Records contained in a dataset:

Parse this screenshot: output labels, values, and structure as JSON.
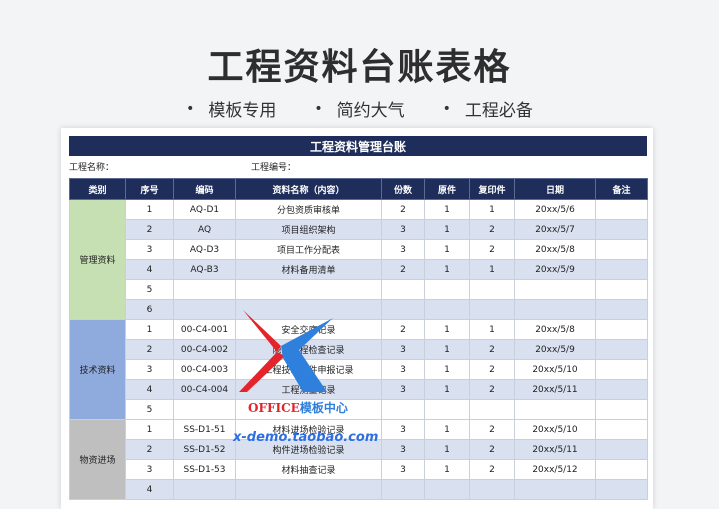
{
  "hero": {
    "title": "工程资料台账表格",
    "features": [
      "模板专用",
      "简约大气",
      "工程必备"
    ],
    "bullet": "•"
  },
  "sheet": {
    "title": "工程资料管理台账",
    "project_name_label": "工程名称：",
    "project_no_label": "工程编号：",
    "headers": [
      "类别",
      "序号",
      "编码",
      "资料名称（内容）",
      "份数",
      "原件",
      "复印件",
      "日期",
      "备注"
    ],
    "groups": [
      {
        "category": "管理资料",
        "color": "#c6e0b4",
        "rows": [
          {
            "seq": "1",
            "code": "AQ-D1",
            "name": "分包资质审核单",
            "copies": "2",
            "original": "1",
            "photocopy": "1",
            "date": "20xx/5/6",
            "note": ""
          },
          {
            "seq": "2",
            "code": "AQ",
            "name": "项目组织架构",
            "copies": "3",
            "original": "1",
            "photocopy": "2",
            "date": "20xx/5/7",
            "note": ""
          },
          {
            "seq": "3",
            "code": "AQ-D3",
            "name": "项目工作分配表",
            "copies": "3",
            "original": "1",
            "photocopy": "2",
            "date": "20xx/5/8",
            "note": ""
          },
          {
            "seq": "4",
            "code": "AQ-B3",
            "name": "材料备用清单",
            "copies": "2",
            "original": "1",
            "photocopy": "1",
            "date": "20xx/5/9",
            "note": ""
          },
          {
            "seq": "5",
            "code": "",
            "name": "",
            "copies": "",
            "original": "",
            "photocopy": "",
            "date": "",
            "note": ""
          },
          {
            "seq": "6",
            "code": "",
            "name": "",
            "copies": "",
            "original": "",
            "photocopy": "",
            "date": "",
            "note": ""
          }
        ]
      },
      {
        "category": "技术资料",
        "color": "#8faadc",
        "rows": [
          {
            "seq": "1",
            "code": "00-C4-001",
            "name": "安全交底记录",
            "copies": "2",
            "original": "1",
            "photocopy": "1",
            "date": "20xx/5/8",
            "note": ""
          },
          {
            "seq": "2",
            "code": "00-C4-002",
            "name": "隐蔽工程检查记录",
            "copies": "3",
            "original": "1",
            "photocopy": "2",
            "date": "20xx/5/9",
            "note": ""
          },
          {
            "seq": "3",
            "code": "00-C4-003",
            "name": "工程技术文件申报记录",
            "copies": "3",
            "original": "1",
            "photocopy": "2",
            "date": "20xx/5/10",
            "note": ""
          },
          {
            "seq": "4",
            "code": "00-C4-004",
            "name": "工程测量记录",
            "copies": "3",
            "original": "1",
            "photocopy": "2",
            "date": "20xx/5/11",
            "note": ""
          },
          {
            "seq": "5",
            "code": "",
            "name": "",
            "copies": "",
            "original": "",
            "photocopy": "",
            "date": "",
            "note": ""
          }
        ]
      },
      {
        "category": "物资进场",
        "color": "#bfbfbf",
        "rows": [
          {
            "seq": "1",
            "code": "SS-D1-51",
            "name": "材料进场检验记录",
            "copies": "3",
            "original": "1",
            "photocopy": "2",
            "date": "20xx/5/10",
            "note": ""
          },
          {
            "seq": "2",
            "code": "SS-D1-52",
            "name": "构件进场检验记录",
            "copies": "3",
            "original": "1",
            "photocopy": "2",
            "date": "20xx/5/11",
            "note": ""
          },
          {
            "seq": "3",
            "code": "SS-D1-53",
            "name": "材料抽查记录",
            "copies": "3",
            "original": "1",
            "photocopy": "2",
            "date": "20xx/5/12",
            "note": ""
          },
          {
            "seq": "4",
            "code": "",
            "name": "",
            "copies": "",
            "original": "",
            "photocopy": "",
            "date": "",
            "note": ""
          }
        ]
      }
    ]
  },
  "watermark": {
    "brand_en": "OFFICE",
    "brand_zh": "模板中心",
    "url": "x-demo.taobao.com"
  }
}
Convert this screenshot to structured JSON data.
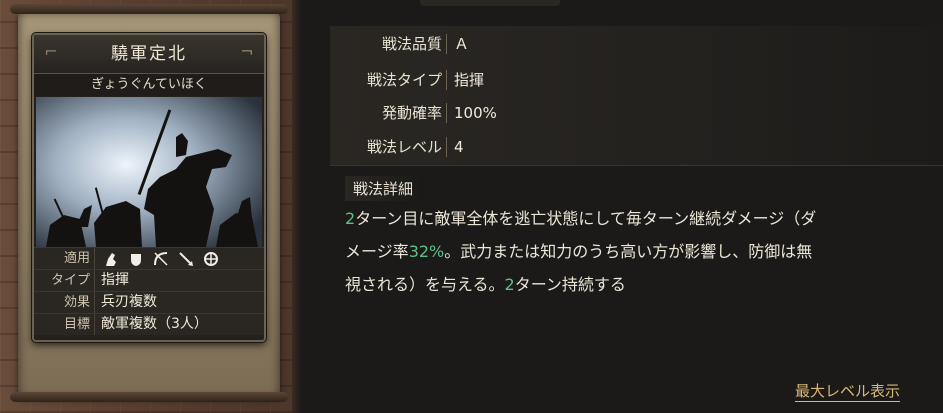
{
  "card": {
    "title": "驍軍定北",
    "reading": "ぎょうぐんていほく",
    "rows": [
      {
        "label": "適用",
        "value": ""
      },
      {
        "label": "タイプ",
        "value": "指揮"
      },
      {
        "label": "効果",
        "value": "兵刃複数"
      },
      {
        "label": "目標",
        "value": "敵軍複数（3人）"
      }
    ],
    "unit_icons": [
      "cavalry-icon",
      "shield-icon",
      "bow-icon",
      "spear-icon",
      "chariot-icon"
    ]
  },
  "fields": [
    {
      "label": "戦法品質",
      "value": "Ａ"
    },
    {
      "label": "戦法タイプ",
      "value": "指揮"
    },
    {
      "label": "発動確率",
      "value": "100%"
    },
    {
      "label": "戦法レベル",
      "value": "4"
    }
  ],
  "detail": {
    "title": "戦法詳細",
    "line1_num": "2",
    "line1_text": "ターン目に敵軍全体を逃亡状態にして毎ターン継続ダメージ（ダ",
    "line2_text_a": "メージ率",
    "line2_num": "32%",
    "line2_text_b": "。武力または知力のうち高い方が影響し、防御は無",
    "line3_text_a": "視される）を与える。",
    "line3_num": "2",
    "line3_text_b": "ターン持続する"
  },
  "max_level_link": "最大レベル表示",
  "colors": {
    "highlight_number": "#5fc08a",
    "link": "#d9b774"
  }
}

• **The task**: Which lines hold the word "category"? Show each one.

• **Problem solution**:
        "category": "管理资料",
        "category": "技术资料",
        "category": "物资进场",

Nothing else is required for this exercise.